(Records from a collection)
• • • •
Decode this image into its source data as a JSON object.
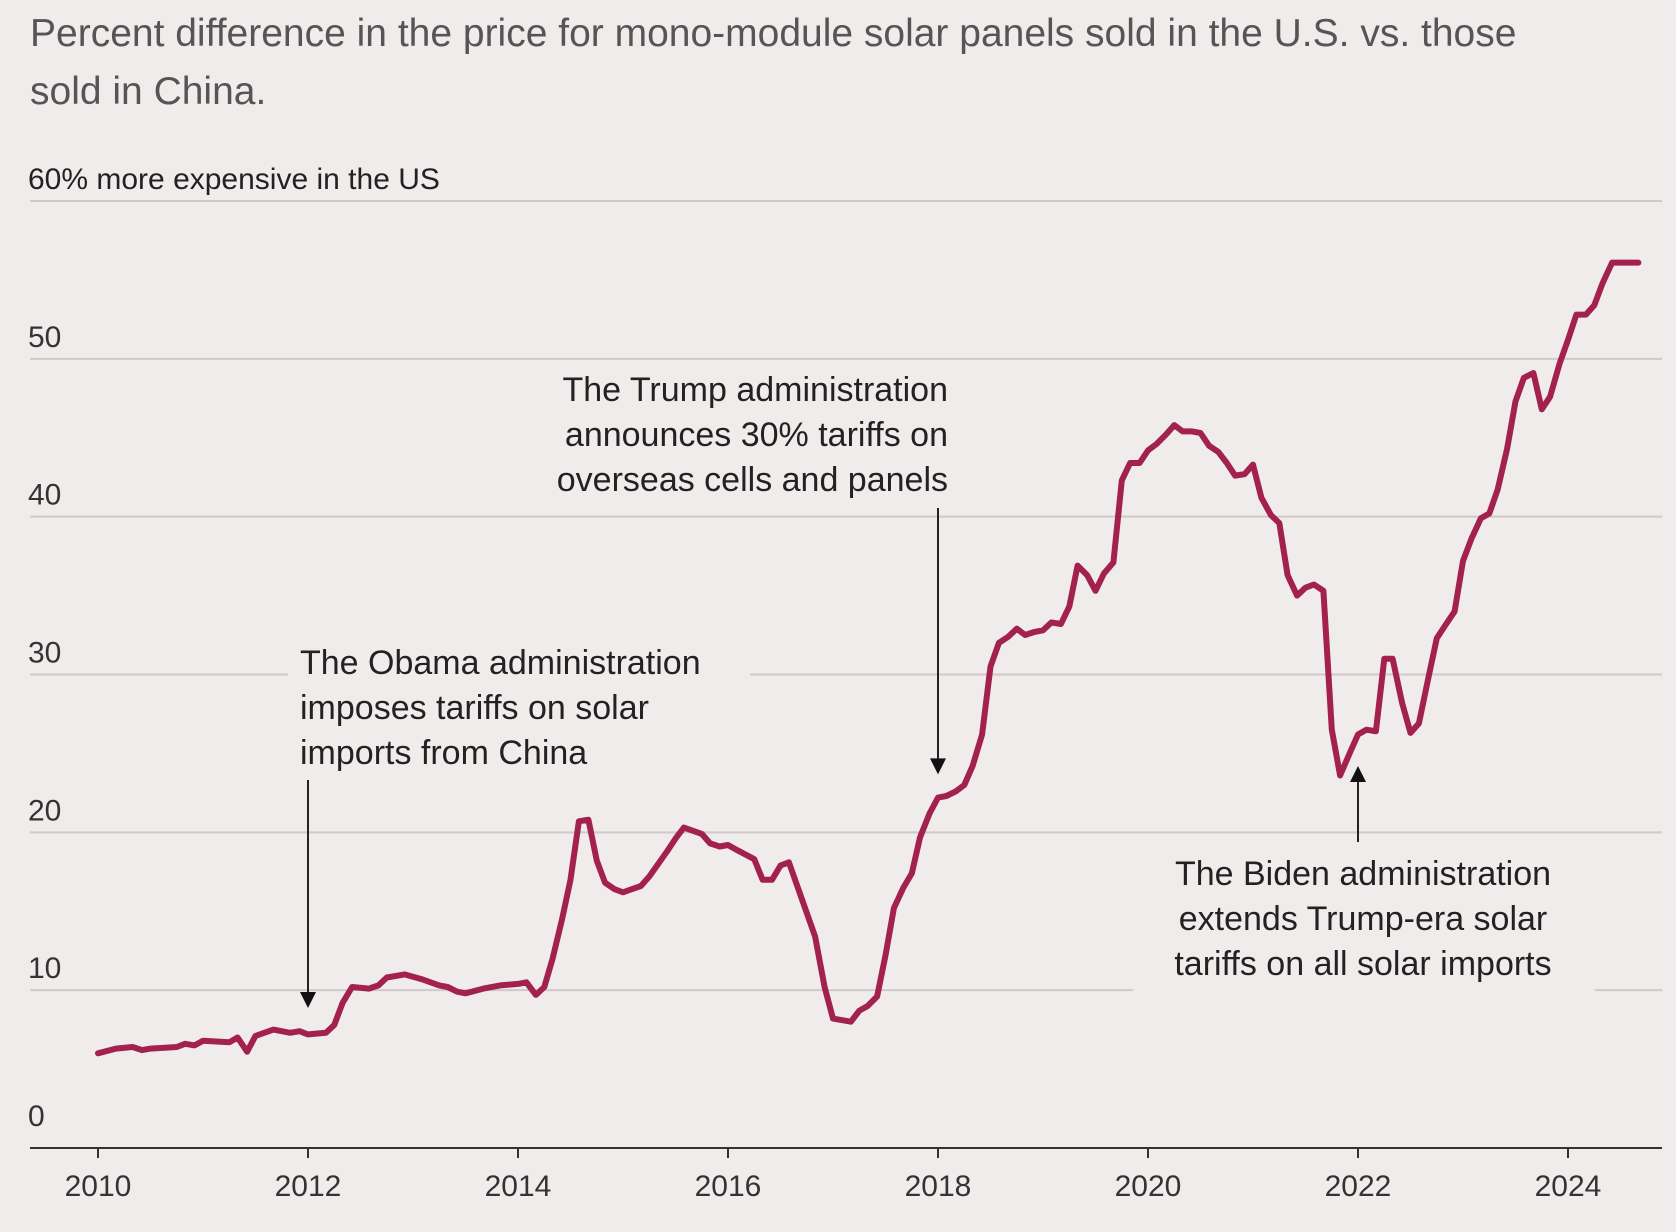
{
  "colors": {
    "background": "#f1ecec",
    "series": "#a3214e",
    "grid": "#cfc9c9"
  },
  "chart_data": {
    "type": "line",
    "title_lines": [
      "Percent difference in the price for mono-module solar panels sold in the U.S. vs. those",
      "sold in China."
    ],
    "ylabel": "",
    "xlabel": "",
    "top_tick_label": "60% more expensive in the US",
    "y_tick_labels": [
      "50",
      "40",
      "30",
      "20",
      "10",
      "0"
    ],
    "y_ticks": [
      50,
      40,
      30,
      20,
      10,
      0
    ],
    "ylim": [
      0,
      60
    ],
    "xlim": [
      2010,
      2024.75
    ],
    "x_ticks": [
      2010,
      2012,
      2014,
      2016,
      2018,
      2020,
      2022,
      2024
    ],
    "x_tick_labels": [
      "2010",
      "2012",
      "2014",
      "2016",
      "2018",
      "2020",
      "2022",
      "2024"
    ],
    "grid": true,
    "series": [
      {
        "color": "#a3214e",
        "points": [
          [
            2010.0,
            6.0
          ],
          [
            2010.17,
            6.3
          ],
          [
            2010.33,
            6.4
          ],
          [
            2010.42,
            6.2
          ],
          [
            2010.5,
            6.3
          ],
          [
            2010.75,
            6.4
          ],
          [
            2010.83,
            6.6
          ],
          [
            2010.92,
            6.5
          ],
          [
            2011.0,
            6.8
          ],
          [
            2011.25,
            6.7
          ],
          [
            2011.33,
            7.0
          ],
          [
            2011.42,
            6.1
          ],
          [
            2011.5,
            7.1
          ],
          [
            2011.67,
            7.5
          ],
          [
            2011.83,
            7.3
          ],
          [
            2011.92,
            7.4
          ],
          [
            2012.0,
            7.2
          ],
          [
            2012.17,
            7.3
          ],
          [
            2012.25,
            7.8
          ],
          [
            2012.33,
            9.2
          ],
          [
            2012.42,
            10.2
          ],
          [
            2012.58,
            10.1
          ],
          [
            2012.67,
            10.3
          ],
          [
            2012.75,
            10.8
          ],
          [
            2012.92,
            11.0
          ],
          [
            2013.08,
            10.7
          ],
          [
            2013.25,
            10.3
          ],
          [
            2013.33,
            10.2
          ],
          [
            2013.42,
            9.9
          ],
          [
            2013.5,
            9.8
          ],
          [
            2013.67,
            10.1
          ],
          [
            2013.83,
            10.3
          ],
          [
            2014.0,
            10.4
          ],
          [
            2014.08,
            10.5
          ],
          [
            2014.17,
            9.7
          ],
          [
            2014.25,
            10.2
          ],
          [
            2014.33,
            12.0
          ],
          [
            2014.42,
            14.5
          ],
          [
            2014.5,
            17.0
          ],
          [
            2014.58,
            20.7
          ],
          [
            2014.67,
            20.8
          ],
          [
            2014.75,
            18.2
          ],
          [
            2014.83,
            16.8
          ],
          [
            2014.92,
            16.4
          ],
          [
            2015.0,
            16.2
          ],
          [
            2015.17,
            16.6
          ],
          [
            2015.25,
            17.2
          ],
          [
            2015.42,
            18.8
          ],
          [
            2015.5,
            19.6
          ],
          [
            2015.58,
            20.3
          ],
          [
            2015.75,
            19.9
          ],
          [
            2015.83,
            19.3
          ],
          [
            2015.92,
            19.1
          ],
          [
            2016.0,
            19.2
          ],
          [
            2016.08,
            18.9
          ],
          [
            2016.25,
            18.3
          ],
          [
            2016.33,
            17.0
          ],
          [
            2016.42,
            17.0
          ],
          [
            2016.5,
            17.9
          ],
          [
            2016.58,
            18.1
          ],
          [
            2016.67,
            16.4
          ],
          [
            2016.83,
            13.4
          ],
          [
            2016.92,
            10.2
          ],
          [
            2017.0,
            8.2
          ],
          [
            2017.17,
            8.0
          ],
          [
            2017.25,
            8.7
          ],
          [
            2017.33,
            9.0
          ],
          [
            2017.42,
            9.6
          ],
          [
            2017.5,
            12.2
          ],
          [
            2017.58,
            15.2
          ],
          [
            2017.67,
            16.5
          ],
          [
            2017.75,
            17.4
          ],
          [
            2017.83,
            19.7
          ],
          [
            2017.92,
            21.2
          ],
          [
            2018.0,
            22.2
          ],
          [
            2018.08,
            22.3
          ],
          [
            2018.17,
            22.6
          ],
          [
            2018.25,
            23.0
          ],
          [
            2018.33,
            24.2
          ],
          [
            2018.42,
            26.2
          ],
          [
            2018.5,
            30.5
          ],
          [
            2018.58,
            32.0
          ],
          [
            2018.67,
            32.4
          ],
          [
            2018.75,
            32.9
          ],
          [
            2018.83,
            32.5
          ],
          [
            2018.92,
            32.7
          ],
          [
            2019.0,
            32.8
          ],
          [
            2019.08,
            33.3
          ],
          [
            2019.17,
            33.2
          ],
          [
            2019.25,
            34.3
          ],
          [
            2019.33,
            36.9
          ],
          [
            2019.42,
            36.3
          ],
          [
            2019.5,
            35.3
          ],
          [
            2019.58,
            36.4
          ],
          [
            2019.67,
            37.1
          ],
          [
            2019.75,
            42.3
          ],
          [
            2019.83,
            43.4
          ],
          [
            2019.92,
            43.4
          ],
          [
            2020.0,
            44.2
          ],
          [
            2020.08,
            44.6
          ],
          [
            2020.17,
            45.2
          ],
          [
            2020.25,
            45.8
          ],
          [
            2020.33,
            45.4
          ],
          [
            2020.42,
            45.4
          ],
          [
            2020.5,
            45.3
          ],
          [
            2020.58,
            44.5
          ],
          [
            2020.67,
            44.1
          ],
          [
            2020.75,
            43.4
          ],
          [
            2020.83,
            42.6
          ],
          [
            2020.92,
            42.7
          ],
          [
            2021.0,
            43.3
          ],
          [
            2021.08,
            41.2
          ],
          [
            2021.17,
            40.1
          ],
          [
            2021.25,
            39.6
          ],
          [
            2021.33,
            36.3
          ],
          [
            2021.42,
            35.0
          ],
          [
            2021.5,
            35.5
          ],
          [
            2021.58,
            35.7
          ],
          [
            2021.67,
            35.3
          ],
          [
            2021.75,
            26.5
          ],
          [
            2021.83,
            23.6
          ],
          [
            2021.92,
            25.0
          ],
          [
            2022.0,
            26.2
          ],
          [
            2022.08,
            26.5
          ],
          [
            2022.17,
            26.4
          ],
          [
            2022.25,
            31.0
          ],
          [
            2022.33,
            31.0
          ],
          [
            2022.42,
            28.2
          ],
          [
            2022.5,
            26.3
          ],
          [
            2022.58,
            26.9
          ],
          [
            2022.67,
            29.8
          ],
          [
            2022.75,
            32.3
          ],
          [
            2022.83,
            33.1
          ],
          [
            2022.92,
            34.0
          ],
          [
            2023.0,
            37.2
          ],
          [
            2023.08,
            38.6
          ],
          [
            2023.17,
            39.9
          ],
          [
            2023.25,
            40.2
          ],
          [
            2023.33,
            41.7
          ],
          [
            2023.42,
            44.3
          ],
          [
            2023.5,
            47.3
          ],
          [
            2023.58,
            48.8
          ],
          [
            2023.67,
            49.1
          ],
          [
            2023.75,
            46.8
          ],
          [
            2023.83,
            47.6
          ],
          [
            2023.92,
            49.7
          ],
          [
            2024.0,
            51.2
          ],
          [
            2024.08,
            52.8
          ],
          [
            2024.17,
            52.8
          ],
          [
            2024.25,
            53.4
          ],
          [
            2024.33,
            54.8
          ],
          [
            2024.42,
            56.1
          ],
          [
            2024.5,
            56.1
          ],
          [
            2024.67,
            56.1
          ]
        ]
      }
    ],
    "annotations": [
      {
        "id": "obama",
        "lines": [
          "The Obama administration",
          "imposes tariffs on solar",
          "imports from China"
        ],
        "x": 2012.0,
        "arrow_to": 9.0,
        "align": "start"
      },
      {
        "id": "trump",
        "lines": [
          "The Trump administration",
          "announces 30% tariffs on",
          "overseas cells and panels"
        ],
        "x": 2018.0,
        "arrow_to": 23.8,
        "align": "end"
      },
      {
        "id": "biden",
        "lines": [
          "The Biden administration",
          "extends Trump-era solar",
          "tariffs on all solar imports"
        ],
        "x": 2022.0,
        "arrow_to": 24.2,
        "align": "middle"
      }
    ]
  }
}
• • • •
* **THE PROBLEM**
Gather each line in the data that holds the string "panels".

* **YOUR SOLUTION**
      "Percent difference in the price for mono-module solar panels sold in the U.S. vs. those",
          "overseas cells and panels"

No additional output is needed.